- **EXERCISE**
Output the listing lines from the line with "user-menu[interactable]: Charles Berry: [22, 1382, 148, 1406]" to the line with "period-future[interactable]: Future 0: [2462, 118, 2560, 159]" as a numbered list, leaving out any blank lines.

[Dataset items]
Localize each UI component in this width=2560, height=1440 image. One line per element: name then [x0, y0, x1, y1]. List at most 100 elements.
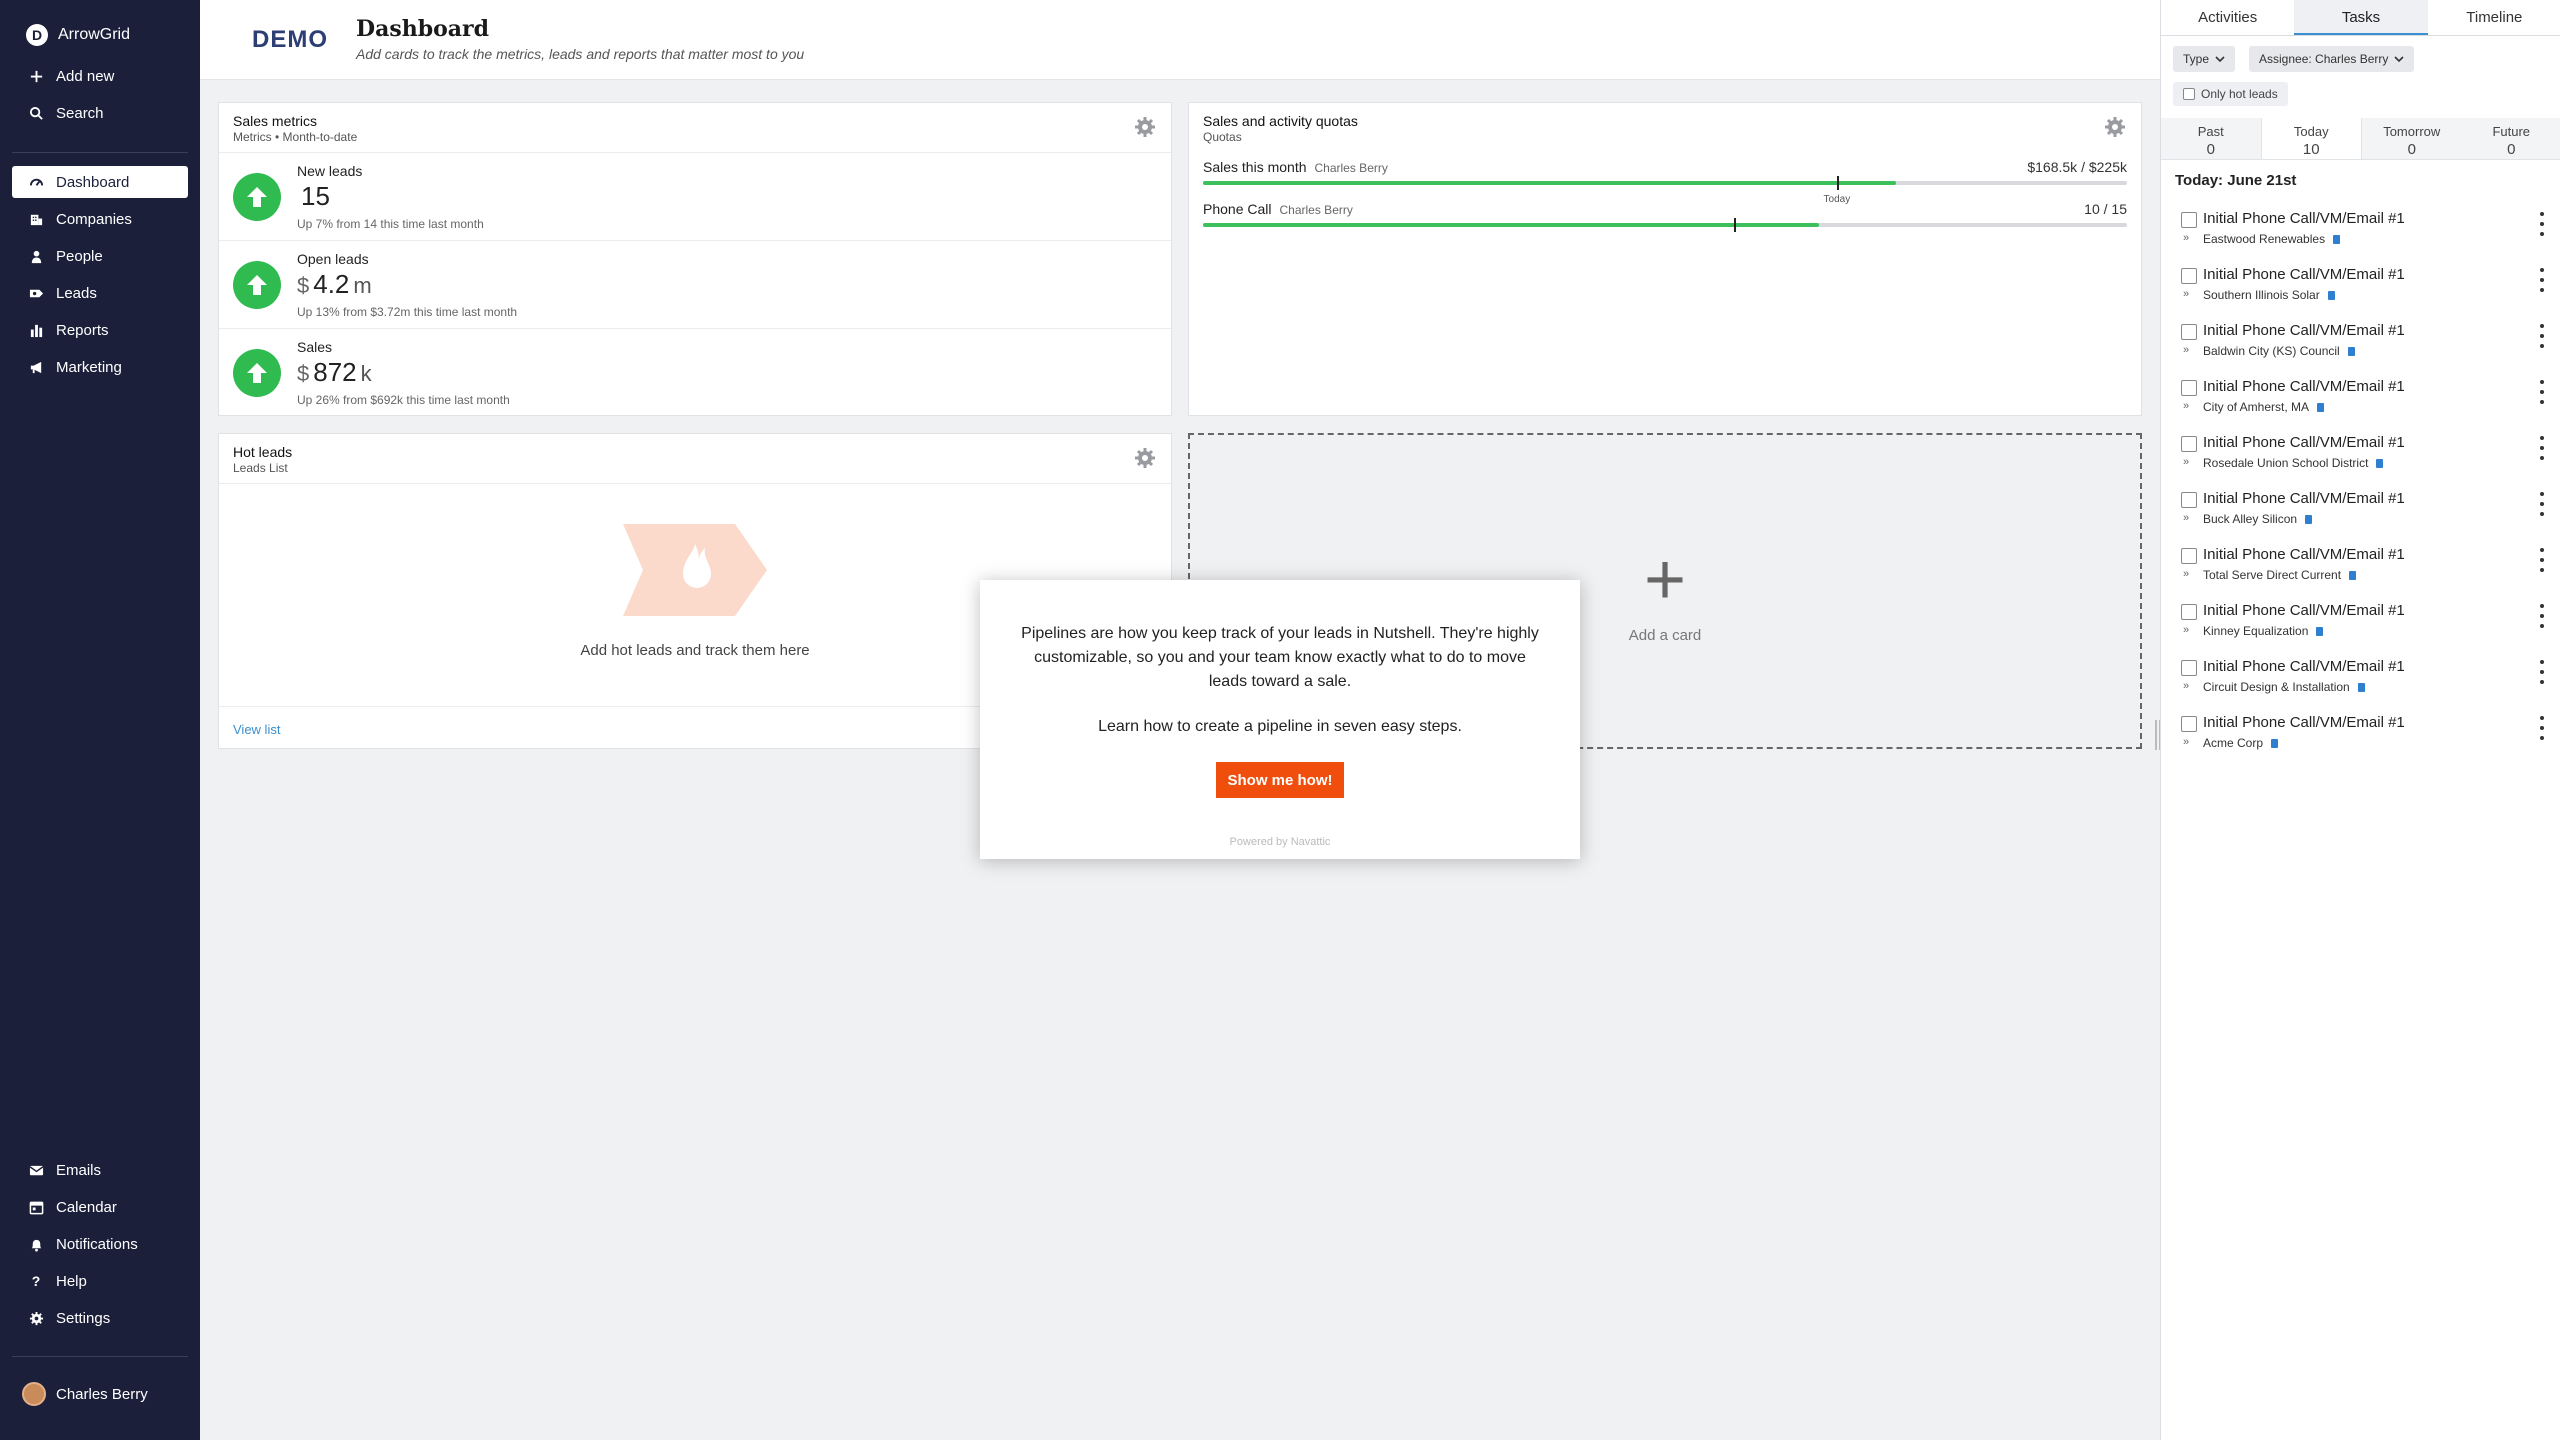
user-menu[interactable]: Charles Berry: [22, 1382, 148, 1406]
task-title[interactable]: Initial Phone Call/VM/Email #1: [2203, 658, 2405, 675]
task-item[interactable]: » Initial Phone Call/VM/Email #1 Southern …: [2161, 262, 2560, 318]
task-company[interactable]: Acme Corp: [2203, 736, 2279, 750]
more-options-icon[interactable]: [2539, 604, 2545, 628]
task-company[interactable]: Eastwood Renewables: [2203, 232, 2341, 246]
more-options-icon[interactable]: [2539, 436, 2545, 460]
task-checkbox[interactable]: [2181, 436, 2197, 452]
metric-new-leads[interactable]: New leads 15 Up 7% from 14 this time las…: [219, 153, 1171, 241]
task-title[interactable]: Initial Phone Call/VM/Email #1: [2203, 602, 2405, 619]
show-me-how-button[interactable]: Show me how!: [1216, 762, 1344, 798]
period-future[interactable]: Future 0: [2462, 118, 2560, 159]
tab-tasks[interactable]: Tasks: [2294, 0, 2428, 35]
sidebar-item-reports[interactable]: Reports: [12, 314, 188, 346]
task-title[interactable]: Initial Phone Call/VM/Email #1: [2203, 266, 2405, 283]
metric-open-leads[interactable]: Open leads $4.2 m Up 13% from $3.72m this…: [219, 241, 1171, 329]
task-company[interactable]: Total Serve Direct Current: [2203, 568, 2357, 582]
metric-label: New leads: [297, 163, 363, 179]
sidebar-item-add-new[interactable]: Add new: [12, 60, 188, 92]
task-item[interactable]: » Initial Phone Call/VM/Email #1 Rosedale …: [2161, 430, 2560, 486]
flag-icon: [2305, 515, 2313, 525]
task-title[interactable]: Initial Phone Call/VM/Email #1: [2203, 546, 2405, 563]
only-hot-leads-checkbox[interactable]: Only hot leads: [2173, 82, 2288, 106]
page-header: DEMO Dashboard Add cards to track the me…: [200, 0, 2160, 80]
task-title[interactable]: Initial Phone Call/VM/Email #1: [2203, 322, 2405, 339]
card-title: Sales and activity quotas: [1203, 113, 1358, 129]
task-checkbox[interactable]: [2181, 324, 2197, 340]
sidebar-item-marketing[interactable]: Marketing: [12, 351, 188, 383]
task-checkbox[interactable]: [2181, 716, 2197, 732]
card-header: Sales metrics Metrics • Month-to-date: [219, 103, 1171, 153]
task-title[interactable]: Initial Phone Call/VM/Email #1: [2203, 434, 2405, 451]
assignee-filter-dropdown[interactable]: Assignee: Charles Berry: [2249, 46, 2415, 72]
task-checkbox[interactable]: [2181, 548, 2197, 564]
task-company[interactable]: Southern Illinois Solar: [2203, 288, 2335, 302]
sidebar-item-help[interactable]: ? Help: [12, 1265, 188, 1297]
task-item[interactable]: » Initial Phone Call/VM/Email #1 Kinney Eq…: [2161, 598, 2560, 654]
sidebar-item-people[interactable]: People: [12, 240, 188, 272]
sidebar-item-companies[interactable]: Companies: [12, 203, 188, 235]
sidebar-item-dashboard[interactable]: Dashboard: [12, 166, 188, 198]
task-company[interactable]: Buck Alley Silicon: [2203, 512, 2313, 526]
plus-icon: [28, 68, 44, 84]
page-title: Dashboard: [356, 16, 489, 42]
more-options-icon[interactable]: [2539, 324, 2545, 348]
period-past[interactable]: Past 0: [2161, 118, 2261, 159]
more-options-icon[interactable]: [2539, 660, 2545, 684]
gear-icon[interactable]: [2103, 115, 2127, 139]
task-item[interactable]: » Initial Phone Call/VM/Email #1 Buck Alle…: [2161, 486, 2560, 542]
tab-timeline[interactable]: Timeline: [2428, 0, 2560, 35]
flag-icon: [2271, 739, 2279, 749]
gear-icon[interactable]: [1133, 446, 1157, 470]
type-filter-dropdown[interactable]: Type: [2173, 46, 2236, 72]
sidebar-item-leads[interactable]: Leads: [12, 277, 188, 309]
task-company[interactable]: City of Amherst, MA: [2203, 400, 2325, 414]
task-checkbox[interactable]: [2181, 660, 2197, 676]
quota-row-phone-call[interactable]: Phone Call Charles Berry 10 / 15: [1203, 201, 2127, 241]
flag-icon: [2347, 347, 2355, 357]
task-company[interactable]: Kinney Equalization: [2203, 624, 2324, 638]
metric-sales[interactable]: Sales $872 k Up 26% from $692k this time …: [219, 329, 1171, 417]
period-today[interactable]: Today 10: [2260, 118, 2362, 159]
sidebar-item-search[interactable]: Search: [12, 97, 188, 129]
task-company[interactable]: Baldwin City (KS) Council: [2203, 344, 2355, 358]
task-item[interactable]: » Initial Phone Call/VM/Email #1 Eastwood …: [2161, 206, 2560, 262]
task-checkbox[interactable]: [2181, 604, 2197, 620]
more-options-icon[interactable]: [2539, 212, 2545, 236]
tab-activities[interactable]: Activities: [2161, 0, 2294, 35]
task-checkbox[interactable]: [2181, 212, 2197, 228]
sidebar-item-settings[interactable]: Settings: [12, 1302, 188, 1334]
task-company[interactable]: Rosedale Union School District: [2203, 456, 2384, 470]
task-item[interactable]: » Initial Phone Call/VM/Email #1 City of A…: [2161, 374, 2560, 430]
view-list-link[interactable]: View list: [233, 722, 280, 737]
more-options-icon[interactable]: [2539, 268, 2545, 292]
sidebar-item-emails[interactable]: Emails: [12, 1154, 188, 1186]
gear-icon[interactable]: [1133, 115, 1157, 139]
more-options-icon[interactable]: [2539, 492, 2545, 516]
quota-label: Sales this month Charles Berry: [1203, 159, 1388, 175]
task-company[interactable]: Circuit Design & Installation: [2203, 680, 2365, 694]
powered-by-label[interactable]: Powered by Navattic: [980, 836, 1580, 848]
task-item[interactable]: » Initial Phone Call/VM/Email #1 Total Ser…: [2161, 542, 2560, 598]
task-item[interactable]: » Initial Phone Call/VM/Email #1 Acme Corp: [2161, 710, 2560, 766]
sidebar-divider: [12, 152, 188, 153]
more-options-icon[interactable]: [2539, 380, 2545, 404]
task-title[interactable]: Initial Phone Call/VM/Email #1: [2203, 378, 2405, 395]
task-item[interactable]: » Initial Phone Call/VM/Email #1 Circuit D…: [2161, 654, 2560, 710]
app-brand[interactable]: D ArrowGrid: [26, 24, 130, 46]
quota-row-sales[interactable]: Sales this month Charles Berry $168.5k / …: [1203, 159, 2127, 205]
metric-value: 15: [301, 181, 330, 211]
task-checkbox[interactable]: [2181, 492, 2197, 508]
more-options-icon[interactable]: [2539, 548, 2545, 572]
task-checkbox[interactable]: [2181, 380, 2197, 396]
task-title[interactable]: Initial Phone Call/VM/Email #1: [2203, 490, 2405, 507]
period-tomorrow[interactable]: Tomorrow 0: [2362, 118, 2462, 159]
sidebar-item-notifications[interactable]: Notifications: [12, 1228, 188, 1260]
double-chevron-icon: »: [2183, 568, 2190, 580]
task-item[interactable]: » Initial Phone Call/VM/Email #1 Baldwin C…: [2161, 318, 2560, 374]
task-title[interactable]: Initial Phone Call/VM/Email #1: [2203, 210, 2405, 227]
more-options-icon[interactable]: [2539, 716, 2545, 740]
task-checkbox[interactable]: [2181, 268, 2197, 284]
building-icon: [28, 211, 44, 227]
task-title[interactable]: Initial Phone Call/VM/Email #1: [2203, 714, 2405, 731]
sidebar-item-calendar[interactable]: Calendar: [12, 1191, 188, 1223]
--
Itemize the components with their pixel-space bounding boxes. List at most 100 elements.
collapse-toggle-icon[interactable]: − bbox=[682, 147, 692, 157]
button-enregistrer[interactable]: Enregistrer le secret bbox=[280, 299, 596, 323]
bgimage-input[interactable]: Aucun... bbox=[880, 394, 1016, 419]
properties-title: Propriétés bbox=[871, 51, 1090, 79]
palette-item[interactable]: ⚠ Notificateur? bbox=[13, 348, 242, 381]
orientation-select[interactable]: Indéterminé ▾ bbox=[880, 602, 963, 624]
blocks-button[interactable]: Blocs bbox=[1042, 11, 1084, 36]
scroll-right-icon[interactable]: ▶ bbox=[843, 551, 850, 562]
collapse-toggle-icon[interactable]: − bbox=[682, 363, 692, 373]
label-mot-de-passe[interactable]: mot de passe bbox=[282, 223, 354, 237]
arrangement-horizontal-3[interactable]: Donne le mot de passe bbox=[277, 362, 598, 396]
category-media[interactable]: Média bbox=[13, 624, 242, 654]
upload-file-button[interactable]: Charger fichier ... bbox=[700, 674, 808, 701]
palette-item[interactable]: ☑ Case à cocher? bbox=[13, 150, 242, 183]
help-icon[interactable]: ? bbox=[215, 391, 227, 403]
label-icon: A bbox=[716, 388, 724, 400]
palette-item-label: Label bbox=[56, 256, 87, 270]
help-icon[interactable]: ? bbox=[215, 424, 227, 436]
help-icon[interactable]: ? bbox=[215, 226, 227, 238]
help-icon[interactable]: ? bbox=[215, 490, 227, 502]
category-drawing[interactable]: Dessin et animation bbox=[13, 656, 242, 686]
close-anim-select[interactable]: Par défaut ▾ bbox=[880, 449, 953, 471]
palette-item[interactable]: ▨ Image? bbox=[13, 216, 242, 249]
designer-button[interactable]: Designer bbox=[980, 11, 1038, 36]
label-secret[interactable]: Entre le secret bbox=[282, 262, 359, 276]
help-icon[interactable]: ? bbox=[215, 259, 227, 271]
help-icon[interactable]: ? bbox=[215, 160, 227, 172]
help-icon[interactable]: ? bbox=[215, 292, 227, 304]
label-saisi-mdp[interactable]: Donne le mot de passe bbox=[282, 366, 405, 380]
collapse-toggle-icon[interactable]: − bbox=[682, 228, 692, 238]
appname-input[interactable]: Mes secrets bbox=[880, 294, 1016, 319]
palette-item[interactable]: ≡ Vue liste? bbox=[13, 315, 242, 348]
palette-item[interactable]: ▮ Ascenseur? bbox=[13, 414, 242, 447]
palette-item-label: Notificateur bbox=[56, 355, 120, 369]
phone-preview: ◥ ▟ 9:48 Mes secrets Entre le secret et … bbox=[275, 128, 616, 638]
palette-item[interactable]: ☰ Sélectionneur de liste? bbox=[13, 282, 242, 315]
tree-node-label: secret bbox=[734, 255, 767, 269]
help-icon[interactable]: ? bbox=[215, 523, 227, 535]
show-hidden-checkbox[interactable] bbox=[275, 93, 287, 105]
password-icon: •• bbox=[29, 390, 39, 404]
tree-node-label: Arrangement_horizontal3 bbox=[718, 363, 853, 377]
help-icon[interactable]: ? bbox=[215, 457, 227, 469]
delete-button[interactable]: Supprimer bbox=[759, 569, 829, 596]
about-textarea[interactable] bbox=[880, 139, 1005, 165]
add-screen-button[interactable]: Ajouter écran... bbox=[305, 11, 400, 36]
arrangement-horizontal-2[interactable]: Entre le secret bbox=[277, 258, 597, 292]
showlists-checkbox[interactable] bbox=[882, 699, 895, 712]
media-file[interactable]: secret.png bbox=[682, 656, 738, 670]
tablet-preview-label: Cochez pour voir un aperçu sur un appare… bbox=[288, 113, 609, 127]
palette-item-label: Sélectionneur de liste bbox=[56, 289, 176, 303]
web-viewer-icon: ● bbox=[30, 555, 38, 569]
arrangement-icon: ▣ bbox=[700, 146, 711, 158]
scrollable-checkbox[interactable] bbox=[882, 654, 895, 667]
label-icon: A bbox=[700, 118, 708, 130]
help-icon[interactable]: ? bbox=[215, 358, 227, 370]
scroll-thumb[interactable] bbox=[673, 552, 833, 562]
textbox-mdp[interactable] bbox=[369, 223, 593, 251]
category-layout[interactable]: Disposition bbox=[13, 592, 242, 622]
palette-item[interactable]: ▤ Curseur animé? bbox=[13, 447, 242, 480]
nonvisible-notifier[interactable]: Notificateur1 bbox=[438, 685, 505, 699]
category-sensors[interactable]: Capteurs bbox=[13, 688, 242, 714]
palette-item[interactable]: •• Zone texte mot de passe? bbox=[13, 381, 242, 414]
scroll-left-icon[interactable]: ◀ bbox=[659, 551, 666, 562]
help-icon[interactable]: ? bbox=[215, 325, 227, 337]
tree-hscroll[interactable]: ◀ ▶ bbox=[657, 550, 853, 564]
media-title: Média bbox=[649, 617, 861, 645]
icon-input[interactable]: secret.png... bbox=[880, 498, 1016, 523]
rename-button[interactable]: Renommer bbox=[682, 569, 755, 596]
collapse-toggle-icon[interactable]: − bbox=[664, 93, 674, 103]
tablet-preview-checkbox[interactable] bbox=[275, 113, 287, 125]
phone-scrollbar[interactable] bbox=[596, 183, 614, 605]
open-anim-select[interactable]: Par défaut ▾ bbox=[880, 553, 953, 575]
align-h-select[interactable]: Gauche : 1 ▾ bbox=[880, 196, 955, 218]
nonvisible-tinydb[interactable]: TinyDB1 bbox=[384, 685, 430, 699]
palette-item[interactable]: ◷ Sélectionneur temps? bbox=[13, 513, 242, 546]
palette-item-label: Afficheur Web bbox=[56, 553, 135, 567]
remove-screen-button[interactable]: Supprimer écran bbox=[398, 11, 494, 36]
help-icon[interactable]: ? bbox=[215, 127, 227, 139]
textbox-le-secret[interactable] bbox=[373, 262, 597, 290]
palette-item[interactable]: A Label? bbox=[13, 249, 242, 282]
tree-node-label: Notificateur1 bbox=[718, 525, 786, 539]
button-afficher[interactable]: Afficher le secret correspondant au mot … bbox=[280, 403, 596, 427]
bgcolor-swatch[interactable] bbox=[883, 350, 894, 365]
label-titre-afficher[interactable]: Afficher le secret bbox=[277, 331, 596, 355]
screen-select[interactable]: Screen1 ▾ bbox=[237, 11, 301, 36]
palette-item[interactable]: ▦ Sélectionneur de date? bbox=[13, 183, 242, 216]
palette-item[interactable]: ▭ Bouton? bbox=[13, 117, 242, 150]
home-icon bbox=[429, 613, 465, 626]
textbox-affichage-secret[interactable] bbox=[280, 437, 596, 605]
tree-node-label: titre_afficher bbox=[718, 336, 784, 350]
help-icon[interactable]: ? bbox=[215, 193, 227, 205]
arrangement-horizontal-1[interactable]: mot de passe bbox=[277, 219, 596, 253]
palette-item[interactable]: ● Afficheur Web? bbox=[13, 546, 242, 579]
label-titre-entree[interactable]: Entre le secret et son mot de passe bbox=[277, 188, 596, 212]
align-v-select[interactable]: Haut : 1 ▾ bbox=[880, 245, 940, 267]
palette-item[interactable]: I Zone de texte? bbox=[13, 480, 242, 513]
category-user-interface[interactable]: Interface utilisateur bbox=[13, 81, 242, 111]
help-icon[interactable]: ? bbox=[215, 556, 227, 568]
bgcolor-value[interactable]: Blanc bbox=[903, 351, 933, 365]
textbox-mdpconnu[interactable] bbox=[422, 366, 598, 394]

- **FULL RESPONSE**
1. user-menu[interactable]: Charles Berry: [22, 1382, 148, 1406]
2. task-title[interactable]: Initial Phone Call/VM/Email #1: [2203, 658, 2405, 675]
3. task-item[interactable]: » Initial Phone Call/VM/Email #1 Southern …: [2161, 262, 2560, 318]
4. task-company[interactable]: Acme Corp: [2203, 736, 2279, 750]
5. more-options-icon[interactable]: [2539, 604, 2545, 628]
6. task-company[interactable]: Eastwood Renewables: [2203, 232, 2341, 246]
7. more-options-icon[interactable]: [2539, 436, 2545, 460]
8. task-checkbox[interactable]: [2181, 436, 2197, 452]
9. metric-new-leads[interactable]: New leads 15 Up 7% from 14 this time las…: [219, 153, 1171, 241]
10. task-title[interactable]: Initial Phone Call/VM/Email #1: [2203, 602, 2405, 619]
11. show-me-how-button[interactable]: Show me how!: [1216, 762, 1344, 798]
12. period-future[interactable]: Future 0: [2462, 118, 2560, 159]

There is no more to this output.